» **STATED GOAL**:
Repeat every entry in the listing below, exactly.

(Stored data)
=-=-=

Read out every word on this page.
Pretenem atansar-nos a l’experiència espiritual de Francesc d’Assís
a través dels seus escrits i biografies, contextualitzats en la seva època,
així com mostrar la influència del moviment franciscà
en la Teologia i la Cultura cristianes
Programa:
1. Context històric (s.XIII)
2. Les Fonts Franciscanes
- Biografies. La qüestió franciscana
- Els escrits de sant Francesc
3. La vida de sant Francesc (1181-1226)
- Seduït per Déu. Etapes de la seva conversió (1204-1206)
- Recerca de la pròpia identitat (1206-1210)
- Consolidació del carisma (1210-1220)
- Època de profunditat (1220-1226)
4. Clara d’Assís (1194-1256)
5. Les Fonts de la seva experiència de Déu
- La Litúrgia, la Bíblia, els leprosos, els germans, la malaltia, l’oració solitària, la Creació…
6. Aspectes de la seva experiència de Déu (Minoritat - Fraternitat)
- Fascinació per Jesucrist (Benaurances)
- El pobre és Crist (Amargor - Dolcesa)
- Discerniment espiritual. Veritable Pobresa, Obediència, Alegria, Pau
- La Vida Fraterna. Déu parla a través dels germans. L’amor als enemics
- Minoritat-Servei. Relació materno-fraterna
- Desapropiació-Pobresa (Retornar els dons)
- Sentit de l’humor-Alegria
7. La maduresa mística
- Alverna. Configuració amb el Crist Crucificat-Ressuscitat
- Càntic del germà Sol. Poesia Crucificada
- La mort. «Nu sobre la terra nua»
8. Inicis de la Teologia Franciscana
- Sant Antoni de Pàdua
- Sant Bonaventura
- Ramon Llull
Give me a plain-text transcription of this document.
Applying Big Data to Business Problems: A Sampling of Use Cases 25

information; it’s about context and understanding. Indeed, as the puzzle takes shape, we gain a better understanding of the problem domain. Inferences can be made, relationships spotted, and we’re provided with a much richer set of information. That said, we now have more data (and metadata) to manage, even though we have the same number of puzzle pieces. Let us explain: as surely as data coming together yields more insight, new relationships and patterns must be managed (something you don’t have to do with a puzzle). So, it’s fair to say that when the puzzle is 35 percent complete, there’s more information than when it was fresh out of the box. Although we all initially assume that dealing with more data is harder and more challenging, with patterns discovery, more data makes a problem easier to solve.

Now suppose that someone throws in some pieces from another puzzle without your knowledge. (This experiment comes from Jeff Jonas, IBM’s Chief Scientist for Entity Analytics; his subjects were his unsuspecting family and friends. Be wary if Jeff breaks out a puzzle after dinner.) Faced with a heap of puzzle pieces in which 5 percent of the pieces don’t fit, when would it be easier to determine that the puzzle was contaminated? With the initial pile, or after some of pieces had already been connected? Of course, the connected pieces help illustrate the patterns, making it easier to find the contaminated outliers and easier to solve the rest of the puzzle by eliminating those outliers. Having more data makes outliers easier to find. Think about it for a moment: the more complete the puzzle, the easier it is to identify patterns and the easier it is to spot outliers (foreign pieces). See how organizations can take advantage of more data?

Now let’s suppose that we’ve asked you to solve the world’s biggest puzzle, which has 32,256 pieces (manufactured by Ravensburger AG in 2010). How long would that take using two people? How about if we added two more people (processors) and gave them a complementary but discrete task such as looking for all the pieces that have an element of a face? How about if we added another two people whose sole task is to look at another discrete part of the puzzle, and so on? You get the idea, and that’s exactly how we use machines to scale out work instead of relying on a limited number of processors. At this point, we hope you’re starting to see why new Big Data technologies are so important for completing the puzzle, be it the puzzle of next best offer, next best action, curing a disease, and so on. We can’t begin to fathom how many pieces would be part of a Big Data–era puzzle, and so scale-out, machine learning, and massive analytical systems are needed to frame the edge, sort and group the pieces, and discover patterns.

=-=-=

» **FINAL RESULT**:
Read out every word on this page.
Pretenem atansar-nos a l’experiència espiritual de Francesc d’Assís
a través dels seus escrits i biografies, contextualitzats en la seva època,
així com mostrar la influència del moviment franciscà
en la Teologia i la Cultura cristianes
Programa:
1. Context històric (s.XIII)
2. Les Fonts Franciscanes
- Biografies. La qüestió franciscana
- Els escrits de sant Francesc
3. La vida de sant Francesc (1181-1226)
- Seduït per Déu. Etapes de la seva conversió (1204-1206)
- Recerca de la pròpia identitat (1206-1210)
- Consolidació del carisma (1210-1220)
- Època de profunditat (1220-1226)
4. Clara d’Assís (1194-1256)
5. Les Fonts de la seva experiència de Déu
- La Litúrgia, la Bíblia, els leprosos, els germans, la malaltia, l’oració solitària, la Creació…
6. Aspectes de la seva experiència de Déu (Minoritat - Fraternitat)
- Fascinació per Jesucrist (Benaurances)
- El pobre és Crist (Amargor - Dolcesa)
- Discerniment espiritual. Veritable Pobresa, Obediència, Alegria, Pau
- La Vida Fraterna. Déu parla a través dels germans. L’amor als enemics
- Minoritat-Servei. Relació materno-fraterna
- Desapropiació-Pobresa (Retornar els dons)
- Sentit de l’humor-Alegria
7. La maduresa mística
- Alverna. Configuració amb el Crist Crucificat-Ressuscitat
- Càntic del germà Sol. Poesia Crucificada
- La mort. «Nu sobre la terra nua»
8. Inicis de la Teologia Franciscana
- Sant Antoni de Pàdua
- Sant Bonaventura
- Ramon Llull
Give me a plain-text transcription of this document.
Applying Big Data to Business Problems: A Sampling of Use Cases 25

information; it’s about context and understanding. Indeed, as the puzzle takes shape, we gain a better understanding of the problem domain. Inferences can be made, relationships spotted, and we’re provided with a much richer set of information. That said, we now have more data (and metadata) to manage, even though we have the same number of puzzle pieces. Let us explain: as surely as data coming together yields more insight, new relationships and patterns must be managed (something you don’t have to do with a puzzle). So, it’s fair to say that when the puzzle is 35 percent complete, there’s more information than when it was fresh out of the box. Although we all initially assume that dealing with more data is harder and more challenging, with patterns discovery, more data makes a problem easier to solve.

Now suppose that someone throws in some pieces from another puzzle without your knowledge. (This experiment comes from Jeff Jonas, IBM’s Chief Scientist for Entity Analytics; his subjects were his unsuspecting family and friends. Be wary if Jeff breaks out a puzzle after dinner.) Faced with a heap of puzzle pieces in which 5 percent of the pieces don’t fit, when would it be easier to determine that the puzzle was contaminated? With the initial pile, or after some of pieces had already been connected? Of course, the connected pieces help illustrate the patterns, making it easier to find the contaminated outliers and easier to solve the rest of the puzzle by eliminating those outliers. Having more data makes outliers easier to find. Think about it for a moment: the more complete the puzzle, the easier it is to identify patterns and the easier it is to spot outliers (foreign pieces). See how organizations can take advantage of more data?

Now let’s suppose that we’ve asked you to solve the world’s biggest puzzle, which has 32,256 pieces (manufactured by Ravensburger AG in 2010). How long would that take using two people? How about if we added two more people (processors) and gave them a complementary but discrete task such as looking for all the pieces that have an element of a face? How about if we added another two people whose sole task is to look at another discrete part of the puzzle, and so on? You get the idea, and that’s exactly how we use machines to scale out work instead of relying on a limited number of processors. At this point, we hope you’re starting to see why new Big Data technologies are so important for completing the puzzle, be it the puzzle of next best offer, next best action, curing a disease, and so on. We can’t begin to fathom how many pieces would be part of a Big Data–era puzzle, and so scale-out, machine learning, and massive analytical systems are needed to frame the edge, sort and group the pieces, and discover patterns.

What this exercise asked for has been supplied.